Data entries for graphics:

□ □ □

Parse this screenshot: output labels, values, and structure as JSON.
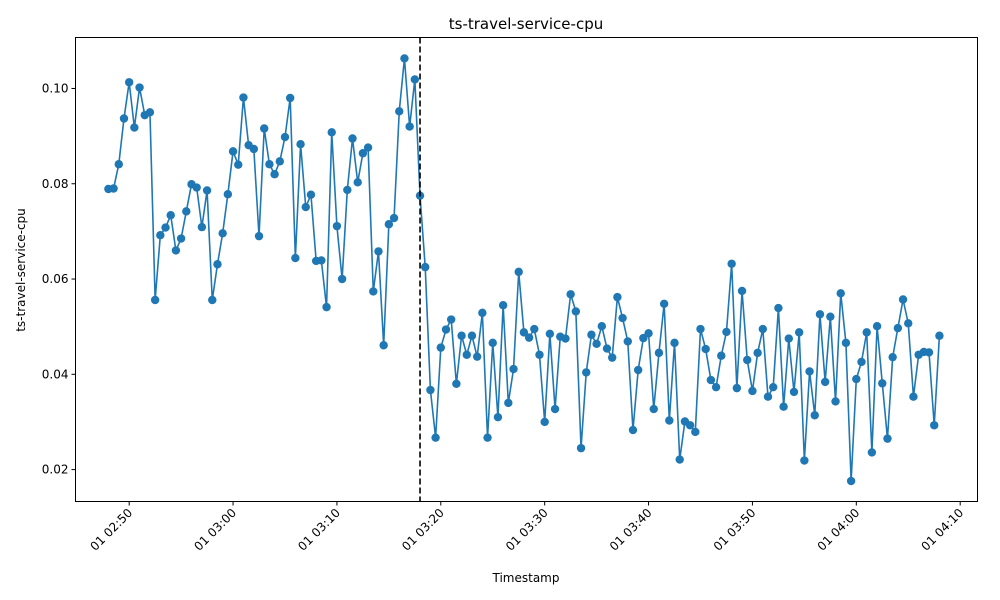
{
  "chart_data": {
    "type": "line",
    "title": "ts-travel-service-cpu",
    "xlabel": "Timestamp",
    "ylabel": "ts-travel-service-cpu",
    "xlim": [
      "2000-01-01T02:44:50",
      "2000-01-01T04:11:40"
    ],
    "ylim": [
      0.0133,
      0.1107
    ],
    "xticks": [
      {
        "t": "2000-01-01T02:50:00",
        "label": "01 02:50"
      },
      {
        "t": "2000-01-01T03:00:00",
        "label": "01 03:00"
      },
      {
        "t": "2000-01-01T03:10:00",
        "label": "01 03:10"
      },
      {
        "t": "2000-01-01T03:20:00",
        "label": "01 03:20"
      },
      {
        "t": "2000-01-01T03:30:00",
        "label": "01 03:30"
      },
      {
        "t": "2000-01-01T03:40:00",
        "label": "01 03:40"
      },
      {
        "t": "2000-01-01T03:50:00",
        "label": "01 03:50"
      },
      {
        "t": "2000-01-01T04:00:00",
        "label": "01 04:00"
      },
      {
        "t": "2000-01-01T04:10:00",
        "label": "01 04:10"
      }
    ],
    "yticks": [
      {
        "v": 0.02,
        "label": "0.02"
      },
      {
        "v": 0.04,
        "label": "0.04"
      },
      {
        "v": 0.06,
        "label": "0.06"
      },
      {
        "v": 0.08,
        "label": "0.08"
      },
      {
        "v": 0.1,
        "label": "0.10"
      }
    ],
    "vline": {
      "t": "2000-01-01T03:18:00",
      "style": "dashed",
      "color": "#000000"
    },
    "color": "#1f77b4",
    "grid": false,
    "series": [
      {
        "start": "2000-01-01T02:48:00",
        "step_seconds": 30,
        "values": [
          0.0789,
          0.079,
          0.0841,
          0.0937,
          0.1013,
          0.0918,
          0.1002,
          0.0944,
          0.095,
          0.0556,
          0.0692,
          0.0708,
          0.0734,
          0.066,
          0.0685,
          0.0742,
          0.0799,
          0.0792,
          0.0709,
          0.0786,
          0.0556,
          0.0631,
          0.0696,
          0.0778,
          0.0868,
          0.084,
          0.0981,
          0.0881,
          0.0873,
          0.069,
          0.0916,
          0.0841,
          0.082,
          0.0847,
          0.0898,
          0.098,
          0.0644,
          0.0883,
          0.0751,
          0.0777,
          0.0638,
          0.0639,
          0.0541,
          0.0908,
          0.0711,
          0.06,
          0.0787,
          0.0895,
          0.0803,
          0.0864,
          0.0876,
          0.0574,
          0.0658,
          0.0461,
          0.0715,
          0.0728,
          0.0952,
          0.1063,
          0.092,
          0.1019,
          0.0775,
          0.0625,
          0.0367,
          0.0267,
          0.0456,
          0.0494,
          0.0515,
          0.038,
          0.0481,
          0.0441,
          0.0481,
          0.0437,
          0.0529,
          0.0267,
          0.0466,
          0.031,
          0.0545,
          0.034,
          0.0411,
          0.0615,
          0.0488,
          0.0477,
          0.0495,
          0.0441,
          0.03,
          0.0485,
          0.0327,
          0.0479,
          0.0475,
          0.0568,
          0.0532,
          0.0245,
          0.0404,
          0.0483,
          0.0464,
          0.0501,
          0.0454,
          0.0435,
          0.0562,
          0.0518,
          0.0469,
          0.0283,
          0.0409,
          0.0476,
          0.0486,
          0.0327,
          0.0445,
          0.0548,
          0.0303,
          0.0466,
          0.0221,
          0.0301,
          0.0293,
          0.0279,
          0.0495,
          0.0453,
          0.0388,
          0.0373,
          0.0439,
          0.0489,
          0.0632,
          0.0371,
          0.0575,
          0.043,
          0.0365,
          0.0445,
          0.0495,
          0.0353,
          0.0373,
          0.0539,
          0.0332,
          0.0475,
          0.0363,
          0.0488,
          0.0219,
          0.0406,
          0.0314,
          0.0526,
          0.0384,
          0.0521,
          0.0343,
          0.057,
          0.0466,
          0.0176,
          0.039,
          0.0426,
          0.0488,
          0.0236,
          0.0501,
          0.0381,
          0.0265,
          0.0436,
          0.0497,
          0.0557,
          0.0507,
          0.0353,
          0.0441,
          0.0447,
          0.0446,
          0.0293,
          0.0481
        ]
      }
    ]
  }
}
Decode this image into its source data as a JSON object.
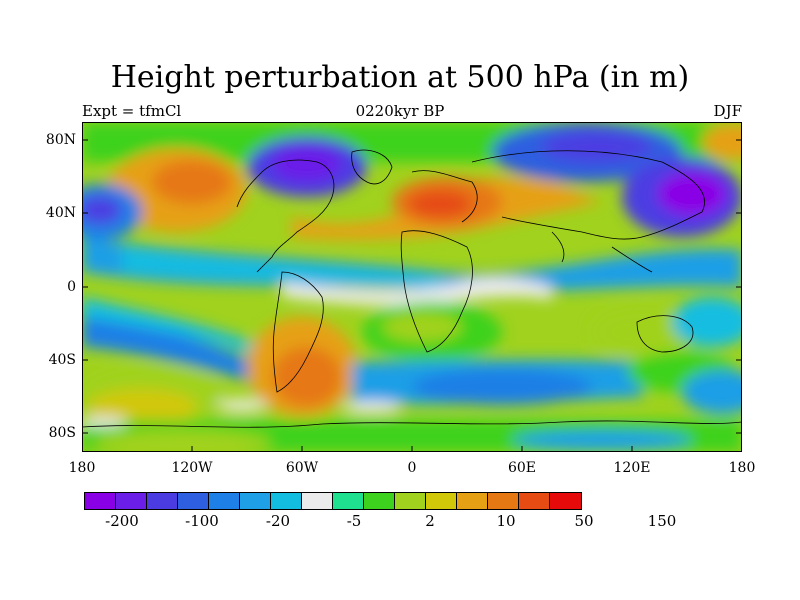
{
  "header": {
    "title": "Height perturbation at 500 hPa (in m)",
    "left_label": "Expt = tfmCl",
    "center_label": "0220kyr BP",
    "right_label": "DJF"
  },
  "axes": {
    "y_ticks": [
      "80N",
      "40N",
      "0",
      "40S",
      "80S"
    ],
    "x_ticks": [
      "180",
      "120W",
      "60W",
      "0",
      "60E",
      "120E",
      "180"
    ]
  },
  "colorbar": {
    "colors": [
      "#8a00e6",
      "#6a1ee8",
      "#4b3ce2",
      "#2e5fe0",
      "#1e7fe6",
      "#1e9fe6",
      "#12bde0",
      "#ebebeb",
      "#1ee08f",
      "#3cd21e",
      "#a0d21e",
      "#d2c80a",
      "#e6a014",
      "#e67814",
      "#e64b14",
      "#e60a0a"
    ],
    "labels": [
      "-200",
      "-100",
      "-20",
      "-5",
      "2",
      "10",
      "50",
      "150"
    ]
  }
}
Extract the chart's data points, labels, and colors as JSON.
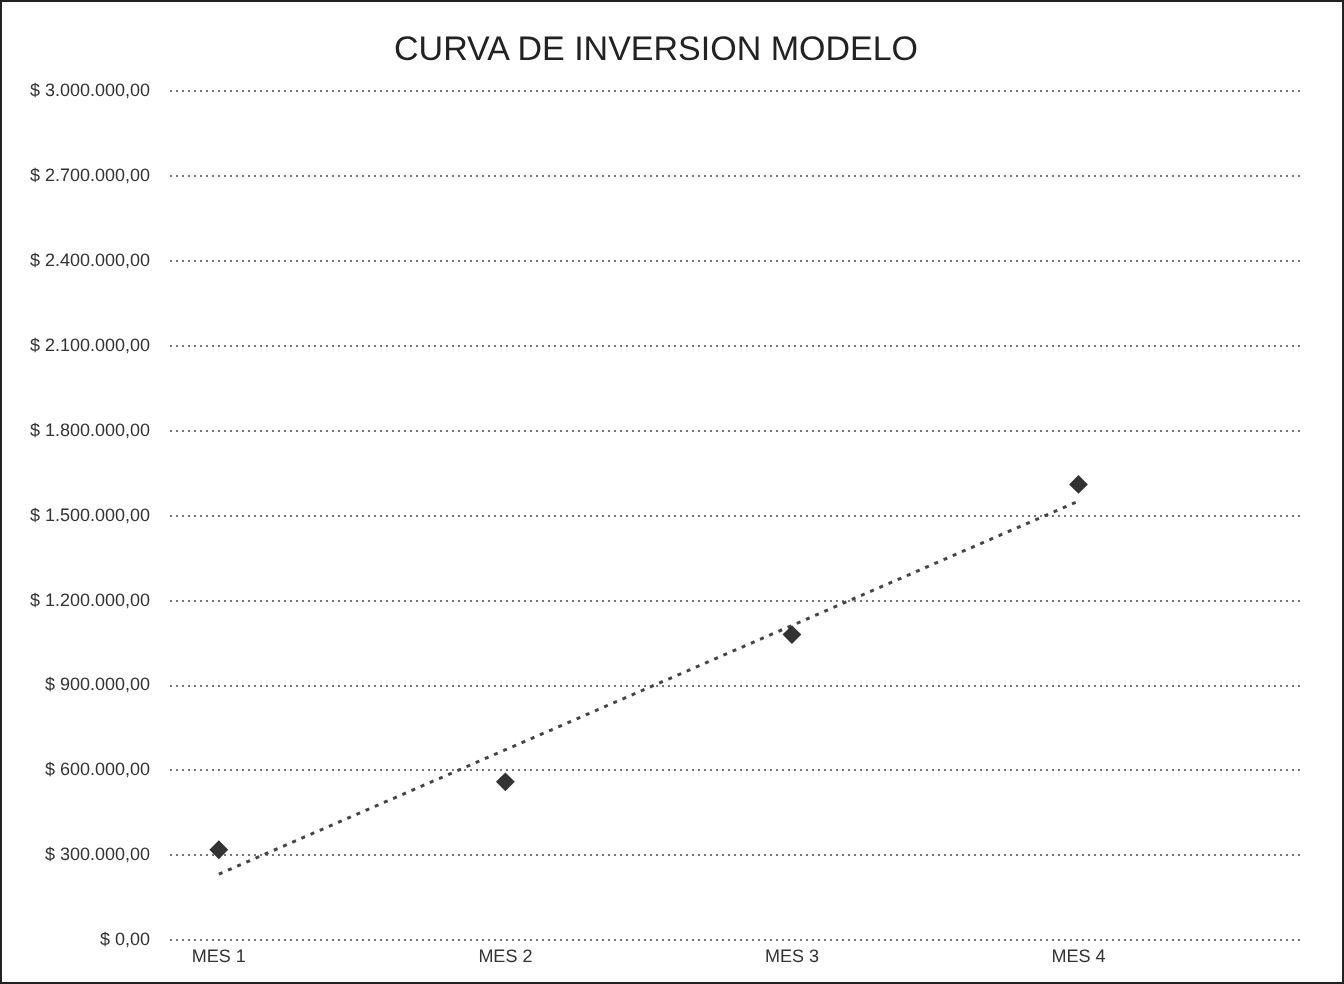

□ □ □

- [WHAT TO DO]:
Write out the entries above word for word. Do not include the pictures.

- [ANSWER FOR THE TASK]:
Parse this screenshot: output labels, values, and structure as JSON.
{
  "chart_data": {
    "type": "line",
    "title": "ts-travel-service-cpu",
    "xlabel": "Timestamp",
    "ylabel": "ts-travel-service-cpu",
    "xlim": [
      "2000-01-01T02:44:50",
      "2000-01-01T04:11:40"
    ],
    "ylim": [
      0.0133,
      0.1107
    ],
    "xticks": [
      {
        "t": "2000-01-01T02:50:00",
        "label": "01 02:50"
      },
      {
        "t": "2000-01-01T03:00:00",
        "label": "01 03:00"
      },
      {
        "t": "2000-01-01T03:10:00",
        "label": "01 03:10"
      },
      {
        "t": "2000-01-01T03:20:00",
        "label": "01 03:20"
      },
      {
        "t": "2000-01-01T03:30:00",
        "label": "01 03:30"
      },
      {
        "t": "2000-01-01T03:40:00",
        "label": "01 03:40"
      },
      {
        "t": "2000-01-01T03:50:00",
        "label": "01 03:50"
      },
      {
        "t": "2000-01-01T04:00:00",
        "label": "01 04:00"
      },
      {
        "t": "2000-01-01T04:10:00",
        "label": "01 04:10"
      }
    ],
    "yticks": [
      {
        "v": 0.02,
        "label": "0.02"
      },
      {
        "v": 0.04,
        "label": "0.04"
      },
      {
        "v": 0.06,
        "label": "0.06"
      },
      {
        "v": 0.08,
        "label": "0.08"
      },
      {
        "v": 0.1,
        "label": "0.10"
      }
    ],
    "vline": {
      "t": "2000-01-01T03:18:00",
      "style": "dashed",
      "color": "#000000"
    },
    "color": "#1f77b4",
    "grid": false,
    "series": [
      {
        "start": "2000-01-01T02:48:00",
        "step_seconds": 30,
        "values": [
          0.0789,
          0.079,
          0.0841,
          0.0937,
          0.1013,
          0.0918,
          0.1002,
          0.0944,
          0.095,
          0.0556,
          0.0692,
          0.0708,
          0.0734,
          0.066,
          0.0685,
          0.0742,
          0.0799,
          0.0792,
          0.0709,
          0.0786,
          0.0556,
          0.0631,
          0.0696,
          0.0778,
          0.0868,
          0.084,
          0.0981,
          0.0881,
          0.0873,
          0.069,
          0.0916,
          0.0841,
          0.082,
          0.0847,
          0.0898,
          0.098,
          0.0644,
          0.0883,
          0.0751,
          0.0777,
          0.0638,
          0.0639,
          0.0541,
          0.0908,
          0.0711,
          0.06,
          0.0787,
          0.0895,
          0.0803,
          0.0864,
          0.0876,
          0.0574,
          0.0658,
          0.0461,
          0.0715,
          0.0728,
          0.0952,
          0.1063,
          0.092,
          0.1019,
          0.0775,
          0.0625,
          0.0367,
          0.0267,
          0.0456,
          0.0494,
          0.0515,
          0.038,
          0.0481,
          0.0441,
          0.0481,
          0.0437,
          0.0529,
          0.0267,
          0.0466,
          0.031,
          0.0545,
          0.034,
          0.0411,
          0.0615,
          0.0488,
          0.0477,
          0.0495,
          0.0441,
          0.03,
          0.0485,
          0.0327,
          0.0479,
          0.0475,
          0.0568,
          0.0532,
          0.0245,
          0.0404,
          0.0483,
          0.0464,
          0.0501,
          0.0454,
          0.0435,
          0.0562,
          0.0518,
          0.0469,
          0.0283,
          0.0409,
          0.0476,
          0.0486,
          0.0327,
          0.0445,
          0.0548,
          0.0303,
          0.0466,
          0.0221,
          0.0301,
          0.0293,
          0.0279,
          0.0495,
          0.0453,
          0.0388,
          0.0373,
          0.0439,
          0.0489,
          0.0632,
          0.0371,
          0.0575,
          0.043,
          0.0365,
          0.0445,
          0.0495,
          0.0353,
          0.0373,
          0.0539,
          0.0332,
          0.0475,
          0.0363,
          0.0488,
          0.0219,
          0.0406,
          0.0314,
          0.0526,
          0.0384,
          0.0521,
          0.0343,
          0.057,
          0.0466,
          0.0176,
          0.039,
          0.0426,
          0.0488,
          0.0236,
          0.0501,
          0.0381,
          0.0265,
          0.0436,
          0.0497,
          0.0557,
          0.0507,
          0.0353,
          0.0441,
          0.0447,
          0.0446,
          0.0293,
          0.0481
        ]
      }
    ]
  }
}
Decode this image into its source data as a JSON object.
{
  "header": {
    "title": "Height perturbation at 500 hPa (in m)",
    "left_label": "Expt = tfmCl",
    "center_label": "0220kyr BP",
    "right_label": "DJF"
  },
  "axes": {
    "y_ticks": [
      "80N",
      "40N",
      "0",
      "40S",
      "80S"
    ],
    "x_ticks": [
      "180",
      "120W",
      "60W",
      "0",
      "60E",
      "120E",
      "180"
    ]
  },
  "colorbar": {
    "colors": [
      "#8a00e6",
      "#6a1ee8",
      "#4b3ce2",
      "#2e5fe0",
      "#1e7fe6",
      "#1e9fe6",
      "#12bde0",
      "#ebebeb",
      "#1ee08f",
      "#3cd21e",
      "#a0d21e",
      "#d2c80a",
      "#e6a014",
      "#e67814",
      "#e64b14",
      "#e60a0a"
    ],
    "labels": [
      "-200",
      "-100",
      "-20",
      "-5",
      "2",
      "10",
      "50",
      "150"
    ]
  }
}
Extract the chart's data points, labels, and colors as JSON.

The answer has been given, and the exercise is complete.